> **EXERCISE GOAL**
Transcribe all of the data exactly. Omit the pictures.

## START

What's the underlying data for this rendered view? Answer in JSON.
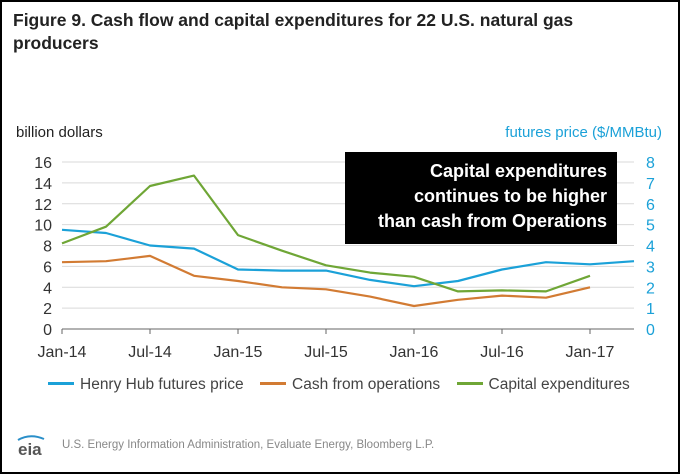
{
  "title": "Figure 9. Cash flow and capital expenditures for 22 U.S. natural gas producers",
  "source": "U.S. Energy Information Administration, Evaluate Energy, Bloomberg L.P.",
  "logo_text": "eia",
  "callout": {
    "lines": [
      "Capital expenditures",
      "continues to be higher",
      "than cash from Operations"
    ]
  },
  "chart_data": {
    "type": "line",
    "x": [
      "2014-01",
      "2014-04",
      "2014-07",
      "2014-10",
      "2015-01",
      "2015-04",
      "2015-07",
      "2015-10",
      "2016-01",
      "2016-04",
      "2016-07",
      "2016-10",
      "2017-01",
      "2017-04"
    ],
    "x_tick_labels": [
      "Jan-14",
      "Jul-14",
      "Jan-15",
      "Jul-15",
      "Jan-16",
      "Jul-16",
      "Jan-17"
    ],
    "y_left": {
      "label": "billion dollars",
      "ticks": [
        0,
        2,
        4,
        6,
        8,
        10,
        12,
        14,
        16
      ],
      "range": [
        0,
        16
      ]
    },
    "y_right": {
      "label": "futures price ($/MMBtu)",
      "ticks": [
        0,
        1,
        2,
        3,
        4,
        5,
        6,
        7,
        8
      ],
      "range": [
        0,
        8
      ]
    },
    "grid": "horizontal",
    "legend": "bottom",
    "series": [
      {
        "name": "Henry Hub futures price",
        "axis": "right",
        "color": "#1ba1d8",
        "x": [
          "2014-01",
          "2014-04",
          "2014-07",
          "2014-10",
          "2015-01",
          "2015-04",
          "2015-07",
          "2015-10",
          "2016-01",
          "2016-04",
          "2016-07",
          "2016-10",
          "2017-01",
          "2017-04"
        ],
        "values": [
          4.75,
          4.6,
          4.0,
          3.85,
          2.85,
          2.8,
          2.8,
          2.35,
          2.05,
          2.3,
          2.85,
          3.2,
          3.1,
          3.25
        ]
      },
      {
        "name": "Cash from operations",
        "axis": "left",
        "color": "#d27b33",
        "x": [
          "2014-01",
          "2014-04",
          "2014-07",
          "2014-10",
          "2015-01",
          "2015-04",
          "2015-07",
          "2015-10",
          "2016-01",
          "2016-04",
          "2016-07",
          "2016-10",
          "2017-01"
        ],
        "values": [
          6.4,
          6.5,
          7.0,
          5.1,
          4.6,
          4.0,
          3.8,
          3.1,
          2.2,
          2.8,
          3.2,
          3.0,
          4.0
        ]
      },
      {
        "name": "Capital expenditures",
        "axis": "left",
        "color": "#6fa636",
        "x": [
          "2014-01",
          "2014-04",
          "2014-07",
          "2014-10",
          "2015-01",
          "2015-04",
          "2015-07",
          "2015-10",
          "2016-01",
          "2016-04",
          "2016-07",
          "2016-10",
          "2017-01"
        ],
        "values": [
          8.2,
          9.8,
          13.7,
          14.7,
          9.0,
          7.5,
          6.1,
          5.4,
          5.0,
          3.6,
          3.7,
          3.6,
          5.1
        ]
      }
    ]
  }
}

## END

> **FINISHED EXERCISE**
What's the underlying data for this rendered view? Answer in JSON.
{
  "title": "Figure 9. Cash flow and capital expenditures for 22 U.S. natural gas producers",
  "source": "U.S. Energy Information Administration, Evaluate Energy, Bloomberg L.P.",
  "logo_text": "eia",
  "callout": {
    "lines": [
      "Capital expenditures",
      "continues to be higher",
      "than cash from Operations"
    ]
  },
  "chart_data": {
    "type": "line",
    "x": [
      "2014-01",
      "2014-04",
      "2014-07",
      "2014-10",
      "2015-01",
      "2015-04",
      "2015-07",
      "2015-10",
      "2016-01",
      "2016-04",
      "2016-07",
      "2016-10",
      "2017-01",
      "2017-04"
    ],
    "x_tick_labels": [
      "Jan-14",
      "Jul-14",
      "Jan-15",
      "Jul-15",
      "Jan-16",
      "Jul-16",
      "Jan-17"
    ],
    "y_left": {
      "label": "billion dollars",
      "ticks": [
        0,
        2,
        4,
        6,
        8,
        10,
        12,
        14,
        16
      ],
      "range": [
        0,
        16
      ]
    },
    "y_right": {
      "label": "futures price ($/MMBtu)",
      "ticks": [
        0,
        1,
        2,
        3,
        4,
        5,
        6,
        7,
        8
      ],
      "range": [
        0,
        8
      ]
    },
    "grid": "horizontal",
    "legend": "bottom",
    "series": [
      {
        "name": "Henry Hub futures price",
        "axis": "right",
        "color": "#1ba1d8",
        "x": [
          "2014-01",
          "2014-04",
          "2014-07",
          "2014-10",
          "2015-01",
          "2015-04",
          "2015-07",
          "2015-10",
          "2016-01",
          "2016-04",
          "2016-07",
          "2016-10",
          "2017-01",
          "2017-04"
        ],
        "values": [
          4.75,
          4.6,
          4.0,
          3.85,
          2.85,
          2.8,
          2.8,
          2.35,
          2.05,
          2.3,
          2.85,
          3.2,
          3.1,
          3.25
        ]
      },
      {
        "name": "Cash from operations",
        "axis": "left",
        "color": "#d27b33",
        "x": [
          "2014-01",
          "2014-04",
          "2014-07",
          "2014-10",
          "2015-01",
          "2015-04",
          "2015-07",
          "2015-10",
          "2016-01",
          "2016-04",
          "2016-07",
          "2016-10",
          "2017-01"
        ],
        "values": [
          6.4,
          6.5,
          7.0,
          5.1,
          4.6,
          4.0,
          3.8,
          3.1,
          2.2,
          2.8,
          3.2,
          3.0,
          4.0
        ]
      },
      {
        "name": "Capital expenditures",
        "axis": "left",
        "color": "#6fa636",
        "x": [
          "2014-01",
          "2014-04",
          "2014-07",
          "2014-10",
          "2015-01",
          "2015-04",
          "2015-07",
          "2015-10",
          "2016-01",
          "2016-04",
          "2016-07",
          "2016-10",
          "2017-01"
        ],
        "values": [
          8.2,
          9.8,
          13.7,
          14.7,
          9.0,
          7.5,
          6.1,
          5.4,
          5.0,
          3.6,
          3.7,
          3.6,
          5.1
        ]
      }
    ]
  }
}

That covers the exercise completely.